====== INPUT RECORDS
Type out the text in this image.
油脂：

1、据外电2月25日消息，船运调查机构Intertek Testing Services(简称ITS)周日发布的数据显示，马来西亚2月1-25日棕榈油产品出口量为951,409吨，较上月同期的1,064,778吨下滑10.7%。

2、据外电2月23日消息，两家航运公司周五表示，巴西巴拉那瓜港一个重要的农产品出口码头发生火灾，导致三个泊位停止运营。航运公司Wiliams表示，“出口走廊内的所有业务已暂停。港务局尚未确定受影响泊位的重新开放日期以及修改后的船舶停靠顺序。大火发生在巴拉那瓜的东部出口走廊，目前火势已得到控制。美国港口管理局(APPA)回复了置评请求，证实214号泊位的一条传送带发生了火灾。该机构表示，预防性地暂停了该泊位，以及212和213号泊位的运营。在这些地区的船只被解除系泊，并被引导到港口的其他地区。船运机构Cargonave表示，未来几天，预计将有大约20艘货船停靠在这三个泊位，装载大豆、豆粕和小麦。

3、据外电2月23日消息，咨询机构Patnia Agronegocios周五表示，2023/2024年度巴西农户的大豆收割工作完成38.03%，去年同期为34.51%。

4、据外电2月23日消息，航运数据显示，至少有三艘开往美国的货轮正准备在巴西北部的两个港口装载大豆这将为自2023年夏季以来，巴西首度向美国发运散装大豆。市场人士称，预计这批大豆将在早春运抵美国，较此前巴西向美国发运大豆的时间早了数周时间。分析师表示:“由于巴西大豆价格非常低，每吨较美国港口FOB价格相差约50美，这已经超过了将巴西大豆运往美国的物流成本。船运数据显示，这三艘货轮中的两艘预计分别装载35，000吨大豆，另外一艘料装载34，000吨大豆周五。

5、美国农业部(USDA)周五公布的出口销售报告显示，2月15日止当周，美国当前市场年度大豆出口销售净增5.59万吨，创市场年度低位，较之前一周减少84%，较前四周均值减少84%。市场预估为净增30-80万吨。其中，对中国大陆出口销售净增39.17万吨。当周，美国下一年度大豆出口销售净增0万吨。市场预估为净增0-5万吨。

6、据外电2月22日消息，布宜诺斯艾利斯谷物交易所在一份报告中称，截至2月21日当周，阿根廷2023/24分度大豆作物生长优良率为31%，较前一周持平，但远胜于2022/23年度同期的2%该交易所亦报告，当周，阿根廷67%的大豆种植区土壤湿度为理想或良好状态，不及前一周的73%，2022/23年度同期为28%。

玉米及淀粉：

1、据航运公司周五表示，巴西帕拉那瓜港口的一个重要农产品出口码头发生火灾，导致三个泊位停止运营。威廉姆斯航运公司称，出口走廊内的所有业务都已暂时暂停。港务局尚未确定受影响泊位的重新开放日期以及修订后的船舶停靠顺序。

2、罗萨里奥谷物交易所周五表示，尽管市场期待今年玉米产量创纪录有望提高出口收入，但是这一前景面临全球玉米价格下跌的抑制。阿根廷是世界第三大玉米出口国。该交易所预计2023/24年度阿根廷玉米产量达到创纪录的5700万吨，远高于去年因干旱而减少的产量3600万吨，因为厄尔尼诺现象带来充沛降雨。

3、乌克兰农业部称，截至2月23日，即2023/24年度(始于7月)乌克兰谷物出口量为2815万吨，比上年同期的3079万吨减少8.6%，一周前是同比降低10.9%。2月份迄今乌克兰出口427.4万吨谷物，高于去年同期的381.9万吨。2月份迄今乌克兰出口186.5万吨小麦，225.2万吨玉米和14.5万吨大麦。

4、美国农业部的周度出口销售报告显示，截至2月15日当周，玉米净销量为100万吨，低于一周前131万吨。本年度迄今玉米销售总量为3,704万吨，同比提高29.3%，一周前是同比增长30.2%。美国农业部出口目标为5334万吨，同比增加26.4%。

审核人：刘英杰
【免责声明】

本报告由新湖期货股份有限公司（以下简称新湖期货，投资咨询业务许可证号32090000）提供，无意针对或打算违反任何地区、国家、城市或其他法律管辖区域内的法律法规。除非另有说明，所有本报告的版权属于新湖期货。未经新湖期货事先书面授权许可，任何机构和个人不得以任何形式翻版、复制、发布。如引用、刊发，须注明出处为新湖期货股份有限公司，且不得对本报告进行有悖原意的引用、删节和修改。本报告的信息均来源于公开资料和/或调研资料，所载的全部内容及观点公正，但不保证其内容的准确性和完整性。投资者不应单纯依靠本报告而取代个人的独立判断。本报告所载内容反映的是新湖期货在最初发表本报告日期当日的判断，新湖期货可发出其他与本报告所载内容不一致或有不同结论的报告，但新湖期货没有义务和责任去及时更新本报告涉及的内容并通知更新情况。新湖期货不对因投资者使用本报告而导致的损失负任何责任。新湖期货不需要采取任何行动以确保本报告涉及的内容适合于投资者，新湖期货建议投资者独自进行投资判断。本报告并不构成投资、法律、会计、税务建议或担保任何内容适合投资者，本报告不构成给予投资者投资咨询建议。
============
→ PROBLEM REQUIREMENTS:
From the data above, extract every line in its exact form.

→ RESULT OF THIS EXERCISE:
Type out the text in this image.
油脂：

1、据外电2月25日消息，船运调查机构Intertek Testing Services(简称ITS)周日发布的数据显示，马来西亚2月1-25日棕榈油产品出口量为951,409吨，较上月同期的1,064,778吨下滑10.7%。

2、据外电2月23日消息，两家航运公司周五表示，巴西巴拉那瓜港一个重要的农产品出口码头发生火灾，导致三个泊位停止运营。航运公司Wiliams表示，“出口走廊内的所有业务已暂停。港务局尚未确定受影响泊位的重新开放日期以及修改后的船舶停靠顺序。大火发生在巴拉那瓜的东部出口走廊，目前火势已得到控制。美国港口管理局(APPA)回复了置评请求，证实214号泊位的一条传送带发生了火灾。该机构表示，预防性地暂停了该泊位，以及212和213号泊位的运营。在这些地区的船只被解除系泊，并被引导到港口的其他地区。船运机构Cargonave表示，未来几天，预计将有大约20艘货船停靠在这三个泊位，装载大豆、豆粕和小麦。

3、据外电2月23日消息，咨询机构Patnia Agronegocios周五表示，2023/2024年度巴西农户的大豆收割工作完成38.03%，去年同期为34.51%。

4、据外电2月23日消息，航运数据显示，至少有三艘开往美国的货轮正准备在巴西北部的两个港口装载大豆这将为自2023年夏季以来，巴西首度向美国发运散装大豆。市场人士称，预计这批大豆将在早春运抵美国，较此前巴西向美国发运大豆的时间早了数周时间。分析师表示:“由于巴西大豆价格非常低，每吨较美国港口FOB价格相差约50美，这已经超过了将巴西大豆运往美国的物流成本。船运数据显示，这三艘货轮中的两艘预计分别装载35，000吨大豆，另外一艘料装载34，000吨大豆周五。

5、美国农业部(USDA)周五公布的出口销售报告显示，2月15日止当周，美国当前市场年度大豆出口销售净增5.59万吨，创市场年度低位，较之前一周减少84%，较前四周均值减少84%。市场预估为净增30-80万吨。其中，对中国大陆出口销售净增39.17万吨。当周，美国下一年度大豆出口销售净增0万吨。市场预估为净增0-5万吨。

6、据外电2月22日消息，布宜诺斯艾利斯谷物交易所在一份报告中称，截至2月21日当周，阿根廷2023/24分度大豆作物生长优良率为31%，较前一周持平，但远胜于2022/23年度同期的2%该交易所亦报告，当周，阿根廷67%的大豆种植区土壤湿度为理想或良好状态，不及前一周的73%，2022/23年度同期为28%。

玉米及淀粉：

1、据航运公司周五表示，巴西帕拉那瓜港口的一个重要农产品出口码头发生火灾，导致三个泊位停止运营。威廉姆斯航运公司称，出口走廊内的所有业务都已暂时暂停。港务局尚未确定受影响泊位的重新开放日期以及修订后的船舶停靠顺序。

2、罗萨里奥谷物交易所周五表示，尽管市场期待今年玉米产量创纪录有望提高出口收入，但是这一前景面临全球玉米价格下跌的抑制。阿根廷是世界第三大玉米出口国。该交易所预计2023/24年度阿根廷玉米产量达到创纪录的5700万吨，远高于去年因干旱而减少的产量3600万吨，因为厄尔尼诺现象带来充沛降雨。

3、乌克兰农业部称，截至2月23日，即2023/24年度(始于7月)乌克兰谷物出口量为2815万吨，比上年同期的3079万吨减少8.6%，一周前是同比降低10.9%。2月份迄今乌克兰出口427.4万吨谷物，高于去年同期的381.9万吨。2月份迄今乌克兰出口186.5万吨小麦，225.2万吨玉米和14.5万吨大麦。

4、美国农业部的周度出口销售报告显示，截至2月15日当周，玉米净销量为100万吨，低于一周前131万吨。本年度迄今玉米销售总量为3,704万吨，同比提高29.3%，一周前是同比增长30.2%。美国农业部出口目标为5334万吨，同比增加26.4%。

审核人：刘英杰
【免责声明】

本报告由新湖期货股份有限公司（以下简称新湖期货，投资咨询业务许可证号32090000）提供，无意针对或打算违反任何地区、国家、城市或其他法律管辖区域内的法律法规。除非另有说明，所有本报告的版权属于新湖期货。未经新湖期货事先书面授权许可，任何机构和个人不得以任何形式翻版、复制、发布。如引用、刊发，须注明出处为新湖期货股份有限公司，且不得对本报告进行有悖原意的引用、删节和修改。本报告的信息均来源于公开资料和/或调研资料，所载的全部内容及观点公正，但不保证其内容的准确性和完整性。投资者不应单纯依靠本报告而取代个人的独立判断。本报告所载内容反映的是新湖期货在最初发表本报告日期当日的判断，新湖期货可发出其他与本报告所载内容不一致或有不同结论的报告，但新湖期货没有义务和责任去及时更新本报告涉及的内容并通知更新情况。新湖期货不对因投资者使用本报告而导致的损失负任何责任。新湖期货不需要采取任何行动以确保本报告涉及的内容适合于投资者，新湖期货建议投资者独自进行投资判断。本报告并不构成投资、法律、会计、税务建议或担保任何内容适合投资者，本报告不构成给予投资者投资咨询建议。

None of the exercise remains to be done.